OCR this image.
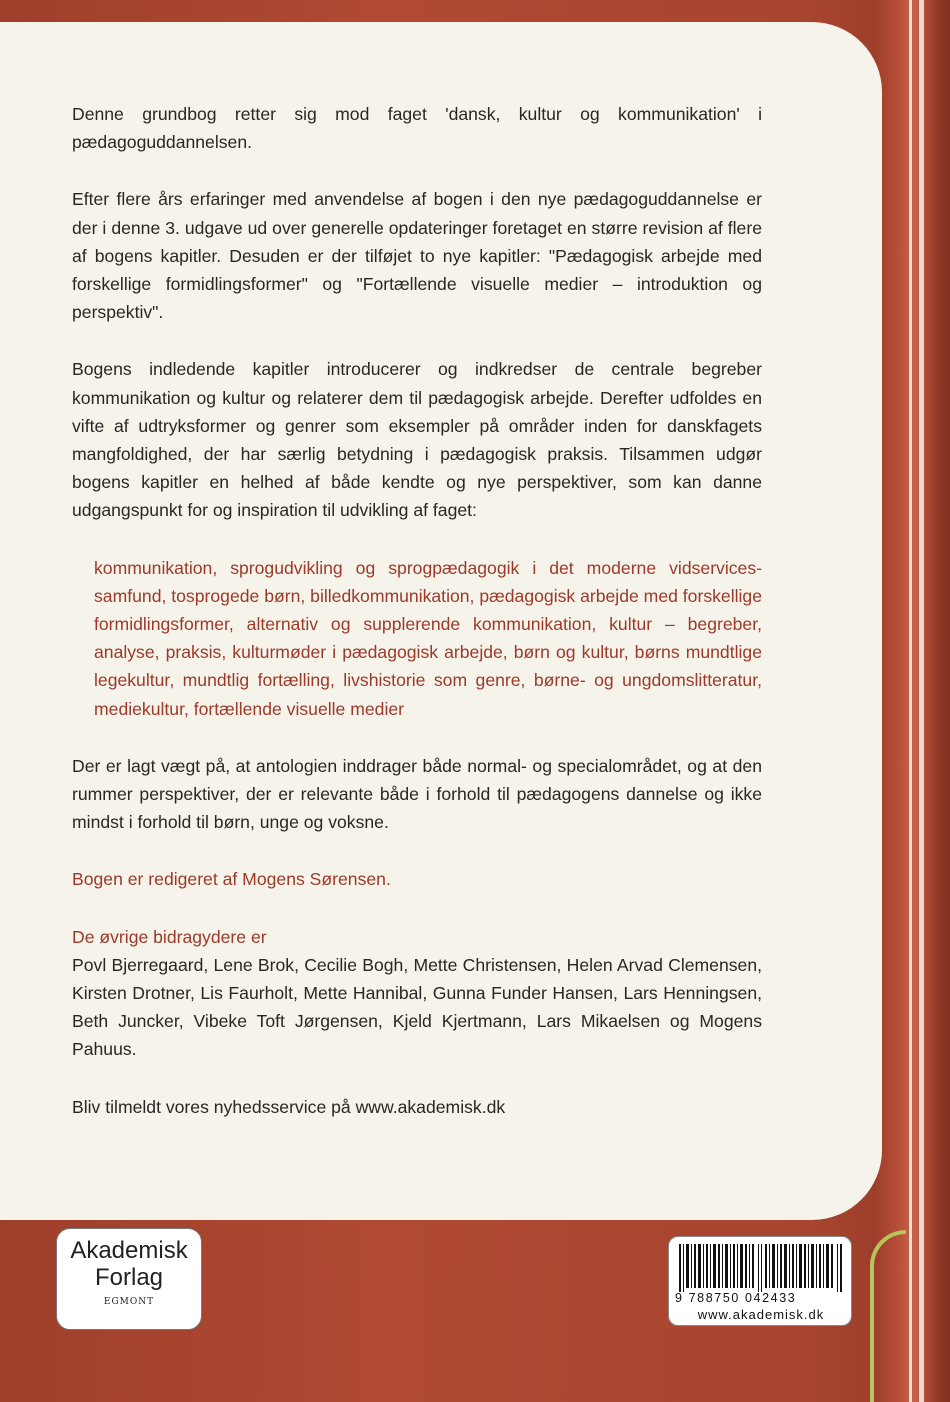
Denne grundbog retter sig mod faget 'dansk, kultur og kommunikation' i pædagoguddannelsen.

Efter flere års erfaringer med anvendelse af bogen i den nye pædagoguddannelse er der i denne 3. udgave ud over generelle opdateringer foretaget en større revision af flere af bogens kapitler. Desuden er der tilføjet to nye kapitler: "Pædagogisk arbejde med forskellige formidlingsformer" og "Fortællende visuelle medier – introduktion og perspektiv".

Bogens indledende kapitler introducerer og indkredser de centrale begreber kommunikation og kultur og relaterer dem til pædagogisk arbejde. Derefter udfoldes en vifte af udtryksformer og genrer som eksempler på områder inden for danskfagets mangfoldighed, der har særlig betydning i pædagogisk praksis. Tilsammen udgør bogens kapitler en helhed af både kendte og nye perspektiver, som kan danne udgangspunkt for og inspiration til udvikling af faget:

kommunikation, sprogudvikling og sprogpædagogik i det moderne vidservicessamfund, tosprogede børn, billedkommunikation, pædagogisk arbejde med forskellige formidlingsformer, alternativ og supplerende kommunikation, kultur – begreber, analyse, praksis, kulturmøder i pædagogisk arbejde, børn og kultur, børns mundtlige legekultur, mundtlig fortælling, livshistorie som genre, børne- og ungdomslitteratur, mediekultur, fortællende visuelle medier

Der er lagt vægt på, at antologien inddrager både normal- og specialområdet, og at den rummer perspektiver, der er relevante både i forhold til pædagogens dannelse og ikke mindst i forhold til børn, unge og voksne.

Bogen er redigeret af Mogens Sørensen.

De øvrige bidragydere er

Povl Bjerregaard, Lene Brok, Cecilie Bogh, Mette Christensen, Helen Arvad Clemensen, Kirsten Drotner, Lis Faurholt, Mette Hannibal, Gunna Funder Hansen, Lars Henningsen, Beth Juncker, Vibeke Toft Jørgensen, Kjeld Kjertmann, Lars Mikaelsen og Mogens Pahuus.

Bliv tilmeldt vores nyhedsservice på www.akademisk.dk

Akademisk
Forlag
EGMONT	9 788750 042433
www.akademisk.dk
- - -
### EXERCISE TASK:
Copy each line of the listing that includes "Mogens".

### FINISHED EXERCISE:
Bogen er redigeret af Mogens Sørensen.
Povl Bjerregaard, Lene Brok, Cecilie Bogh, Mette Christensen, Helen Arvad Clemensen, Kirsten Drotner, Lis Faurholt, Mette Hannibal, Gunna Funder Hansen, Lars Henningsen, Beth Juncker, Vibeke Toft Jørgensen, Kjeld Kjertmann, Lars Mikaelsen og Mogens Pahuus.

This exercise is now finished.